§ Given problem
Skip the pictures. Repeat everything else in the records word for word.

§ Records supplied

------------------------------------------------

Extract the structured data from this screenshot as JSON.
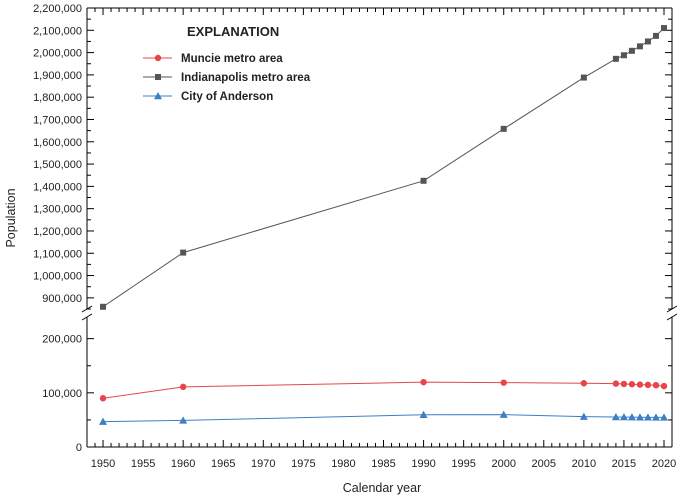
{
  "chart_data": {
    "type": "line",
    "xlabel": "Calendar year",
    "ylabel": "Population",
    "legend_title": "EXPLANATION",
    "legend_position": "top-left",
    "axis_break": "y-axis broken between 200,000 and about 850,000",
    "xlim": [
      1948,
      2021
    ],
    "x_ticks": [
      1950,
      1955,
      1960,
      1965,
      1970,
      1975,
      1980,
      1985,
      1990,
      1995,
      2000,
      2005,
      2010,
      2015,
      2020
    ],
    "x_tick_labels": [
      "1950",
      "1955",
      "1960",
      "1965",
      "1970",
      "1975",
      "1980",
      "1985",
      "1990",
      "1995",
      "2000",
      "2005",
      "2010",
      "2015",
      "2020"
    ],
    "y_upper": {
      "ylim": [
        850000,
        2200000
      ],
      "ticks": [
        900000,
        1000000,
        1100000,
        1200000,
        1300000,
        1400000,
        1500000,
        1600000,
        1700000,
        1800000,
        1900000,
        2000000,
        2100000,
        2200000
      ],
      "tick_labels": [
        "900,000",
        "1,000,000",
        "1,100,000",
        "1,200,000",
        "1,300,000",
        "1,400,000",
        "1,500,000",
        "1,600,000",
        "1,700,000",
        "1,800,000",
        "1,900,000",
        "2,000,000",
        "2,100,000",
        "2,200,000"
      ]
    },
    "y_lower": {
      "ylim": [
        0,
        240000
      ],
      "ticks": [
        0,
        100000,
        200000
      ],
      "tick_labels": [
        "0",
        "100,000",
        "200,000"
      ]
    },
    "series": [
      {
        "name": "Muncie metro area",
        "color": "#e8454a",
        "marker": "circle",
        "panel": "lower",
        "x": [
          1950,
          1960,
          1990,
          2000,
          2010,
          2014,
          2015,
          2016,
          2017,
          2018,
          2019,
          2020
        ],
        "y": [
          90000,
          111000,
          119700,
          118800,
          117700,
          117000,
          116400,
          115900,
          115200,
          114700,
          114100,
          112500
        ]
      },
      {
        "name": "Indianapolis metro area",
        "color": "#555555",
        "marker": "square",
        "panel": "upper",
        "x": [
          1950,
          1960,
          1990,
          2000,
          2010,
          2014,
          2015,
          2016,
          2017,
          2018,
          2019,
          2020
        ],
        "y": [
          860000,
          1103000,
          1425000,
          1658000,
          1888000,
          1972000,
          1988000,
          2008000,
          2028000,
          2050000,
          2075000,
          2110000
        ]
      },
      {
        "name": "City of Anderson",
        "color": "#3d7fc4",
        "marker": "triangle",
        "panel": "lower",
        "x": [
          1950,
          1960,
          1990,
          2000,
          2010,
          2014,
          2015,
          2016,
          2017,
          2018,
          2019,
          2020
        ],
        "y": [
          46800,
          49100,
          59500,
          59700,
          56100,
          55400,
          55200,
          55100,
          54900,
          54800,
          54700,
          54600
        ]
      }
    ]
  }
}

------------------------------------------------

§ Written answer
Extract the structured data from this screenshot as JSON.
{
  "chart_data": {
    "type": "line",
    "xlabel": "Calendar year",
    "ylabel": "Population",
    "legend_title": "EXPLANATION",
    "legend_position": "top-left",
    "axis_break": "y-axis broken between 200,000 and about 850,000",
    "xlim": [
      1948,
      2021
    ],
    "x_ticks": [
      1950,
      1955,
      1960,
      1965,
      1970,
      1975,
      1980,
      1985,
      1990,
      1995,
      2000,
      2005,
      2010,
      2015,
      2020
    ],
    "x_tick_labels": [
      "1950",
      "1955",
      "1960",
      "1965",
      "1970",
      "1975",
      "1980",
      "1985",
      "1990",
      "1995",
      "2000",
      "2005",
      "2010",
      "2015",
      "2020"
    ],
    "y_upper": {
      "ylim": [
        850000,
        2200000
      ],
      "ticks": [
        900000,
        1000000,
        1100000,
        1200000,
        1300000,
        1400000,
        1500000,
        1600000,
        1700000,
        1800000,
        1900000,
        2000000,
        2100000,
        2200000
      ],
      "tick_labels": [
        "900,000",
        "1,000,000",
        "1,100,000",
        "1,200,000",
        "1,300,000",
        "1,400,000",
        "1,500,000",
        "1,600,000",
        "1,700,000",
        "1,800,000",
        "1,900,000",
        "2,000,000",
        "2,100,000",
        "2,200,000"
      ]
    },
    "y_lower": {
      "ylim": [
        0,
        240000
      ],
      "ticks": [
        0,
        100000,
        200000
      ],
      "tick_labels": [
        "0",
        "100,000",
        "200,000"
      ]
    },
    "series": [
      {
        "name": "Muncie metro area",
        "color": "#e8454a",
        "marker": "circle",
        "panel": "lower",
        "x": [
          1950,
          1960,
          1990,
          2000,
          2010,
          2014,
          2015,
          2016,
          2017,
          2018,
          2019,
          2020
        ],
        "y": [
          90000,
          111000,
          119700,
          118800,
          117700,
          117000,
          116400,
          115900,
          115200,
          114700,
          114100,
          112500
        ]
      },
      {
        "name": "Indianapolis metro area",
        "color": "#555555",
        "marker": "square",
        "panel": "upper",
        "x": [
          1950,
          1960,
          1990,
          2000,
          2010,
          2014,
          2015,
          2016,
          2017,
          2018,
          2019,
          2020
        ],
        "y": [
          860000,
          1103000,
          1425000,
          1658000,
          1888000,
          1972000,
          1988000,
          2008000,
          2028000,
          2050000,
          2075000,
          2110000
        ]
      },
      {
        "name": "City of Anderson",
        "color": "#3d7fc4",
        "marker": "triangle",
        "panel": "lower",
        "x": [
          1950,
          1960,
          1990,
          2000,
          2010,
          2014,
          2015,
          2016,
          2017,
          2018,
          2019,
          2020
        ],
        "y": [
          46800,
          49100,
          59500,
          59700,
          56100,
          55400,
          55200,
          55100,
          54900,
          54800,
          54700,
          54600
        ]
      }
    ]
  }
}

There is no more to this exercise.